== STATED TASK ==
Quote the whole listing word for word. Do not include the pictures.

::: PROVIDED DATA :::

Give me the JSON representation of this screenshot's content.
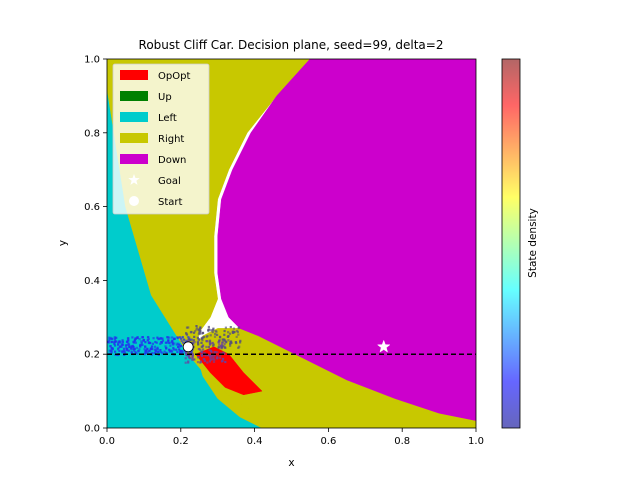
{
  "chart_data": {
    "type": "heatmap",
    "title": "Robust Cliff Car. Decision plane, seed=99, delta=2",
    "xlabel": "x",
    "ylabel": "y",
    "xlim": [
      0.0,
      1.0
    ],
    "ylim": [
      0.0,
      1.0
    ],
    "xticks": [
      "0.0",
      "0.2",
      "0.4",
      "0.6",
      "0.8",
      "1.0"
    ],
    "yticks": [
      "0.0",
      "0.2",
      "0.4",
      "0.6",
      "0.8",
      "1.0"
    ],
    "grid": false,
    "legend_position": "top-left",
    "actions": [
      {
        "name": "OpOpt",
        "color": "#ff0000"
      },
      {
        "name": "Up",
        "color": "#008000"
      },
      {
        "name": "Left",
        "color": "#00cccc"
      },
      {
        "name": "Right",
        "color": "#c8c800"
      },
      {
        "name": "Down",
        "color": "#cc00cc"
      }
    ],
    "regions": [
      {
        "action": "Left",
        "color": "#00cccc",
        "polygon": [
          [
            0,
            0
          ],
          [
            0.5,
            0
          ],
          [
            0.43,
            0.06
          ],
          [
            0.34,
            0.12
          ],
          [
            0.22,
            0.2
          ],
          [
            0.12,
            0.36
          ],
          [
            0.05,
            0.6
          ],
          [
            0,
            0.92
          ]
        ]
      },
      {
        "action": "Right",
        "color": "#c8c800",
        "polygon": [
          [
            0,
            1.0
          ],
          [
            0.55,
            1.0
          ],
          [
            0.46,
            0.9
          ],
          [
            0.38,
            0.8
          ],
          [
            0.33,
            0.7
          ],
          [
            0.3,
            0.62
          ],
          [
            0.29,
            0.52
          ],
          [
            0.29,
            0.42
          ],
          [
            0.3,
            0.35
          ],
          [
            0.28,
            0.3
          ],
          [
            0.25,
            0.26
          ],
          [
            0.24,
            0.21
          ],
          [
            0.26,
            0.14
          ],
          [
            0.3,
            0.08
          ],
          [
            0.36,
            0.03
          ],
          [
            0.42,
            0
          ],
          [
            0.5,
            0
          ],
          [
            0.43,
            0.06
          ],
          [
            0.34,
            0.12
          ],
          [
            0.22,
            0.2
          ],
          [
            0.12,
            0.36
          ],
          [
            0.05,
            0.6
          ],
          [
            0,
            0.92
          ]
        ]
      },
      {
        "action": "Right",
        "color": "#c8c800",
        "polygon": [
          [
            0.22,
            0.2
          ],
          [
            0.27,
            0.14
          ],
          [
            0.34,
            0.08
          ],
          [
            0.42,
            0.03
          ],
          [
            0.5,
            0
          ],
          [
            1.0,
            0
          ],
          [
            1.0,
            0.02
          ],
          [
            0.9,
            0.04
          ],
          [
            0.78,
            0.08
          ],
          [
            0.65,
            0.13
          ],
          [
            0.55,
            0.18
          ],
          [
            0.47,
            0.22
          ],
          [
            0.41,
            0.25
          ],
          [
            0.36,
            0.27
          ],
          [
            0.3,
            0.27
          ],
          [
            0.26,
            0.25
          ]
        ]
      },
      {
        "action": "Down",
        "color": "#cc00cc",
        "polygon": [
          [
            0.55,
            1.0
          ],
          [
            1.0,
            1.0
          ],
          [
            1.0,
            0.02
          ],
          [
            0.9,
            0.04
          ],
          [
            0.78,
            0.08
          ],
          [
            0.65,
            0.13
          ],
          [
            0.55,
            0.18
          ],
          [
            0.47,
            0.22
          ],
          [
            0.41,
            0.25
          ],
          [
            0.36,
            0.27
          ],
          [
            0.33,
            0.3
          ],
          [
            0.31,
            0.35
          ],
          [
            0.3,
            0.42
          ],
          [
            0.3,
            0.52
          ],
          [
            0.31,
            0.62
          ],
          [
            0.34,
            0.7
          ],
          [
            0.39,
            0.8
          ],
          [
            0.46,
            0.9
          ]
        ]
      },
      {
        "action": "OpOpt",
        "color": "#ff0000",
        "polygon": [
          [
            0.24,
            0.2
          ],
          [
            0.29,
            0.22
          ],
          [
            0.33,
            0.2
          ],
          [
            0.37,
            0.15
          ],
          [
            0.42,
            0.1
          ],
          [
            0.37,
            0.09
          ],
          [
            0.32,
            0.11
          ],
          [
            0.28,
            0.15
          ]
        ]
      }
    ],
    "path_y": 0.2,
    "goal": {
      "label": "Goal",
      "x": 0.75,
      "y": 0.22
    },
    "start": {
      "label": "Start",
      "x": 0.22,
      "y": 0.22
    },
    "density_clusters": [
      {
        "x": [
          0.0,
          0.23
        ],
        "y": [
          0.19,
          0.26
        ],
        "color": "#2233ee"
      },
      {
        "x": [
          0.21,
          0.32
        ],
        "y": [
          0.18,
          0.24
        ],
        "color": "#6a40a0"
      },
      {
        "x": [
          0.21,
          0.36
        ],
        "y": [
          0.22,
          0.28
        ],
        "color": "#56507a"
      }
    ],
    "colorbar": {
      "label": "State density",
      "colormap": "jet"
    }
  }
}
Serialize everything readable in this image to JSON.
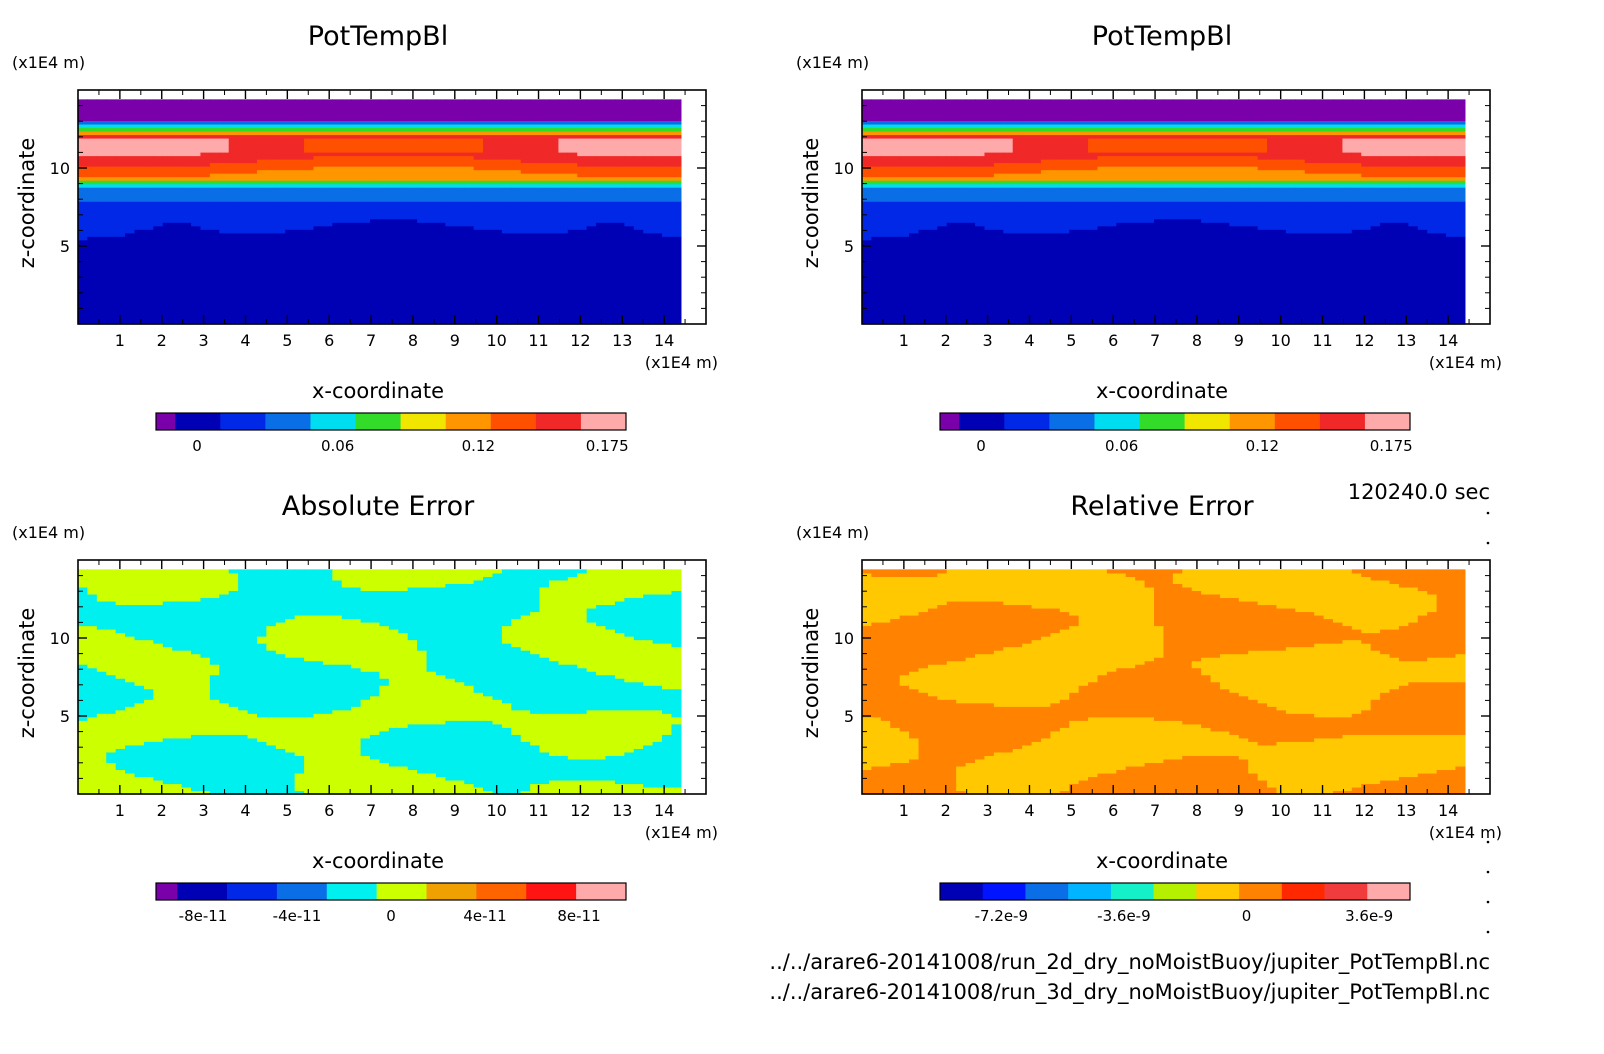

:::

== EXERCISE ANSWER ==
Give me the JSON representation of this screenshot's content.
{
  "chart_data": {
    "type": "heatmap",
    "title": "Robust Cliff Car. Decision plane, seed=99, delta=2",
    "xlabel": "x",
    "ylabel": "y",
    "xlim": [
      0.0,
      1.0
    ],
    "ylim": [
      0.0,
      1.0
    ],
    "xticks": [
      "0.0",
      "0.2",
      "0.4",
      "0.6",
      "0.8",
      "1.0"
    ],
    "yticks": [
      "0.0",
      "0.2",
      "0.4",
      "0.6",
      "0.8",
      "1.0"
    ],
    "grid": false,
    "legend_position": "top-left",
    "actions": [
      {
        "name": "OpOpt",
        "color": "#ff0000"
      },
      {
        "name": "Up",
        "color": "#008000"
      },
      {
        "name": "Left",
        "color": "#00cccc"
      },
      {
        "name": "Right",
        "color": "#c8c800"
      },
      {
        "name": "Down",
        "color": "#cc00cc"
      }
    ],
    "regions": [
      {
        "action": "Left",
        "color": "#00cccc",
        "polygon": [
          [
            0,
            0
          ],
          [
            0.5,
            0
          ],
          [
            0.43,
            0.06
          ],
          [
            0.34,
            0.12
          ],
          [
            0.22,
            0.2
          ],
          [
            0.12,
            0.36
          ],
          [
            0.05,
            0.6
          ],
          [
            0,
            0.92
          ]
        ]
      },
      {
        "action": "Right",
        "color": "#c8c800",
        "polygon": [
          [
            0,
            1.0
          ],
          [
            0.55,
            1.0
          ],
          [
            0.46,
            0.9
          ],
          [
            0.38,
            0.8
          ],
          [
            0.33,
            0.7
          ],
          [
            0.3,
            0.62
          ],
          [
            0.29,
            0.52
          ],
          [
            0.29,
            0.42
          ],
          [
            0.3,
            0.35
          ],
          [
            0.28,
            0.3
          ],
          [
            0.25,
            0.26
          ],
          [
            0.24,
            0.21
          ],
          [
            0.26,
            0.14
          ],
          [
            0.3,
            0.08
          ],
          [
            0.36,
            0.03
          ],
          [
            0.42,
            0
          ],
          [
            0.5,
            0
          ],
          [
            0.43,
            0.06
          ],
          [
            0.34,
            0.12
          ],
          [
            0.22,
            0.2
          ],
          [
            0.12,
            0.36
          ],
          [
            0.05,
            0.6
          ],
          [
            0,
            0.92
          ]
        ]
      },
      {
        "action": "Right",
        "color": "#c8c800",
        "polygon": [
          [
            0.22,
            0.2
          ],
          [
            0.27,
            0.14
          ],
          [
            0.34,
            0.08
          ],
          [
            0.42,
            0.03
          ],
          [
            0.5,
            0
          ],
          [
            1.0,
            0
          ],
          [
            1.0,
            0.02
          ],
          [
            0.9,
            0.04
          ],
          [
            0.78,
            0.08
          ],
          [
            0.65,
            0.13
          ],
          [
            0.55,
            0.18
          ],
          [
            0.47,
            0.22
          ],
          [
            0.41,
            0.25
          ],
          [
            0.36,
            0.27
          ],
          [
            0.3,
            0.27
          ],
          [
            0.26,
            0.25
          ]
        ]
      },
      {
        "action": "Down",
        "color": "#cc00cc",
        "polygon": [
          [
            0.55,
            1.0
          ],
          [
            1.0,
            1.0
          ],
          [
            1.0,
            0.02
          ],
          [
            0.9,
            0.04
          ],
          [
            0.78,
            0.08
          ],
          [
            0.65,
            0.13
          ],
          [
            0.55,
            0.18
          ],
          [
            0.47,
            0.22
          ],
          [
            0.41,
            0.25
          ],
          [
            0.36,
            0.27
          ],
          [
            0.33,
            0.3
          ],
          [
            0.31,
            0.35
          ],
          [
            0.3,
            0.42
          ],
          [
            0.3,
            0.52
          ],
          [
            0.31,
            0.62
          ],
          [
            0.34,
            0.7
          ],
          [
            0.39,
            0.8
          ],
          [
            0.46,
            0.9
          ]
        ]
      },
      {
        "action": "OpOpt",
        "color": "#ff0000",
        "polygon": [
          [
            0.24,
            0.2
          ],
          [
            0.29,
            0.22
          ],
          [
            0.33,
            0.2
          ],
          [
            0.37,
            0.15
          ],
          [
            0.42,
            0.1
          ],
          [
            0.37,
            0.09
          ],
          [
            0.32,
            0.11
          ],
          [
            0.28,
            0.15
          ]
        ]
      }
    ],
    "path_y": 0.2,
    "goal": {
      "label": "Goal",
      "x": 0.75,
      "y": 0.22
    },
    "start": {
      "label": "Start",
      "x": 0.22,
      "y": 0.22
    },
    "density_clusters": [
      {
        "x": [
          0.0,
          0.23
        ],
        "y": [
          0.19,
          0.26
        ],
        "color": "#2233ee"
      },
      {
        "x": [
          0.21,
          0.32
        ],
        "y": [
          0.18,
          0.24
        ],
        "color": "#6a40a0"
      },
      {
        "x": [
          0.21,
          0.36
        ],
        "y": [
          0.22,
          0.28
        ],
        "color": "#56507a"
      }
    ],
    "colorbar": {
      "label": "State density",
      "colormap": "jet"
    }
  }
}
Serialize everything readable in this image to JSON.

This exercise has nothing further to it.